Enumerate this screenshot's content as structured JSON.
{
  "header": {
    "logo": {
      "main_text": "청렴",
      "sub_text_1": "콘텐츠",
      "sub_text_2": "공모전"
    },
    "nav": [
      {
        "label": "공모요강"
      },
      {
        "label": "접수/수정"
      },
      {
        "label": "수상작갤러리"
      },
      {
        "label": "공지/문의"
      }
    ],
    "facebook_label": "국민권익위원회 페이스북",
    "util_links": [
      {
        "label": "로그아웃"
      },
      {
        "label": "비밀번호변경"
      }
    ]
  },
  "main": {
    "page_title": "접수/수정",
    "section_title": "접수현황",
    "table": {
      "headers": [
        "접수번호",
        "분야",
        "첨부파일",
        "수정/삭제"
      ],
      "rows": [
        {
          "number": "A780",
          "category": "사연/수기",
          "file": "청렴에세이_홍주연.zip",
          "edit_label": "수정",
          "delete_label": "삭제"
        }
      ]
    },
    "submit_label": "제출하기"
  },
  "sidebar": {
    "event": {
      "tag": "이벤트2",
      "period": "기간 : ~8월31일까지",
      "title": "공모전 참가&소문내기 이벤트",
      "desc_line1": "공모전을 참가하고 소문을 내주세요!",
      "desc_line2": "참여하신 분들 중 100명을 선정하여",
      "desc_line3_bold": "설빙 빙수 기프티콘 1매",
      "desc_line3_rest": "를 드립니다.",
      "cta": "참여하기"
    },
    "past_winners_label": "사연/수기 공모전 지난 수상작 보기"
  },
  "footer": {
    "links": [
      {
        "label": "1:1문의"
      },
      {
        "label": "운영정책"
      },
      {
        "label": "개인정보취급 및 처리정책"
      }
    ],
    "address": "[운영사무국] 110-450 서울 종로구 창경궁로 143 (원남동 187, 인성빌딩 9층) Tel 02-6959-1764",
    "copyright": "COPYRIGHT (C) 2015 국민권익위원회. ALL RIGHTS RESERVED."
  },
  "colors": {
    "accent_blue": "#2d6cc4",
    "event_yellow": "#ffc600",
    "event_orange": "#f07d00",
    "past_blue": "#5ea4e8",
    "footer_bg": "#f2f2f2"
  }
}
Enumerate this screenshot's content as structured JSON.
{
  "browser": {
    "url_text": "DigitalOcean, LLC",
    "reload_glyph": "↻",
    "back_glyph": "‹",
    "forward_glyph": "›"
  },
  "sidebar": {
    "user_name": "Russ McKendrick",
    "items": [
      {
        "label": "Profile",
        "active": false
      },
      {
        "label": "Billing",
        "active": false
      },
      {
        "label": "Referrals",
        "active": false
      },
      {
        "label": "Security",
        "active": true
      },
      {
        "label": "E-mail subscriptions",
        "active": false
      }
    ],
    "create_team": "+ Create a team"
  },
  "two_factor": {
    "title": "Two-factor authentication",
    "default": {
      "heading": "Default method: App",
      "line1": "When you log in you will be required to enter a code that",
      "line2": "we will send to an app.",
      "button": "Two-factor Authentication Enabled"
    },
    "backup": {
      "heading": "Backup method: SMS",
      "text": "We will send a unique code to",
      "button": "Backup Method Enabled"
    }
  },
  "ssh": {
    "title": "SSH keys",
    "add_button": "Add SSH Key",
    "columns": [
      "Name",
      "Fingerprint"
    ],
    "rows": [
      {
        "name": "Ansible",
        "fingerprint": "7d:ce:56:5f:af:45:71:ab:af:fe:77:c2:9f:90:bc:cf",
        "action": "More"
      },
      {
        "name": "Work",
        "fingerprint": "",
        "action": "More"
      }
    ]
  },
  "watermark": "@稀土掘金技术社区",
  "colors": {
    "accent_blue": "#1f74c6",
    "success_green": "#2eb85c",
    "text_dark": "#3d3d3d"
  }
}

------------------------------------------------

# Aim
Please quote the data above in full, with no line missing.

# Exercise solution
Enumerate this screenshot's content as structured JSON.
{
  "header": {
    "logo": {
      "main_text": "청렴",
      "sub_text_1": "콘텐츠",
      "sub_text_2": "공모전"
    },
    "nav": [
      {
        "label": "공모요강"
      },
      {
        "label": "접수/수정"
      },
      {
        "label": "수상작갤러리"
      },
      {
        "label": "공지/문의"
      }
    ],
    "facebook_label": "국민권익위원회 페이스북",
    "util_links": [
      {
        "label": "로그아웃"
      },
      {
        "label": "비밀번호변경"
      }
    ]
  },
  "main": {
    "page_title": "접수/수정",
    "section_title": "접수현황",
    "table": {
      "headers": [
        "접수번호",
        "분야",
        "첨부파일",
        "수정/삭제"
      ],
      "rows": [
        {
          "number": "A780",
          "category": "사연/수기",
          "file": "청렴에세이_홍주연.zip",
          "edit_label": "수정",
          "delete_label": "삭제"
        }
      ]
    },
    "submit_label": "제출하기"
  },
  "sidebar": {
    "event": {
      "tag": "이벤트2",
      "period": "기간 : ~8월31일까지",
      "title": "공모전 참가&소문내기 이벤트",
      "desc_line1": "공모전을 참가하고 소문을 내주세요!",
      "desc_line2": "참여하신 분들 중 100명을 선정하여",
      "desc_line3_bold": "설빙 빙수 기프티콘 1매",
      "desc_line3_rest": "를 드립니다.",
      "cta": "참여하기"
    },
    "past_winners_label": "사연/수기 공모전 지난 수상작 보기"
  },
  "footer": {
    "links": [
      {
        "label": "1:1문의"
      },
      {
        "label": "운영정책"
      },
      {
        "label": "개인정보취급 및 처리정책"
      }
    ],
    "address": "[운영사무국] 110-450 서울 종로구 창경궁로 143 (원남동 187, 인성빌딩 9층) Tel 02-6959-1764",
    "copyright": "COPYRIGHT (C) 2015 국민권익위원회. ALL RIGHTS RESERVED."
  },
  "colors": {
    "accent_blue": "#2d6cc4",
    "event_yellow": "#ffc600",
    "event_orange": "#f07d00",
    "past_blue": "#5ea4e8",
    "footer_bg": "#f2f2f2"
  }
}
Enumerate this screenshot's content as structured JSON.
{
  "browser": {
    "url_text": "DigitalOcean, LLC",
    "reload_glyph": "↻",
    "back_glyph": "‹",
    "forward_glyph": "›"
  },
  "sidebar": {
    "user_name": "Russ McKendrick",
    "items": [
      {
        "label": "Profile",
        "active": false
      },
      {
        "label": "Billing",
        "active": false
      },
      {
        "label": "Referrals",
        "active": false
      },
      {
        "label": "Security",
        "active": true
      },
      {
        "label": "E-mail subscriptions",
        "active": false
      }
    ],
    "create_team": "+ Create a team"
  },
  "two_factor": {
    "title": "Two-factor authentication",
    "default": {
      "heading": "Default method: App",
      "line1": "When you log in you will be required to enter a code that",
      "line2": "we will send to an app.",
      "button": "Two-factor Authentication Enabled"
    },
    "backup": {
      "heading": "Backup method: SMS",
      "text": "We will send a unique code to",
      "button": "Backup Method Enabled"
    }
  },
  "ssh": {
    "title": "SSH keys",
    "add_button": "Add SSH Key",
    "columns": [
      "Name",
      "Fingerprint"
    ],
    "rows": [
      {
        "name": "Ansible",
        "fingerprint": "7d:ce:56:5f:af:45:71:ab:af:fe:77:c2:9f:90:bc:cf",
        "action": "More"
      },
      {
        "name": "Work",
        "fingerprint": "",
        "action": "More"
      }
    ]
  },
  "watermark": "@稀土掘金技术社区",
  "colors": {
    "accent_blue": "#1f74c6",
    "success_green": "#2eb85c",
    "text_dark": "#3d3d3d"
  }
}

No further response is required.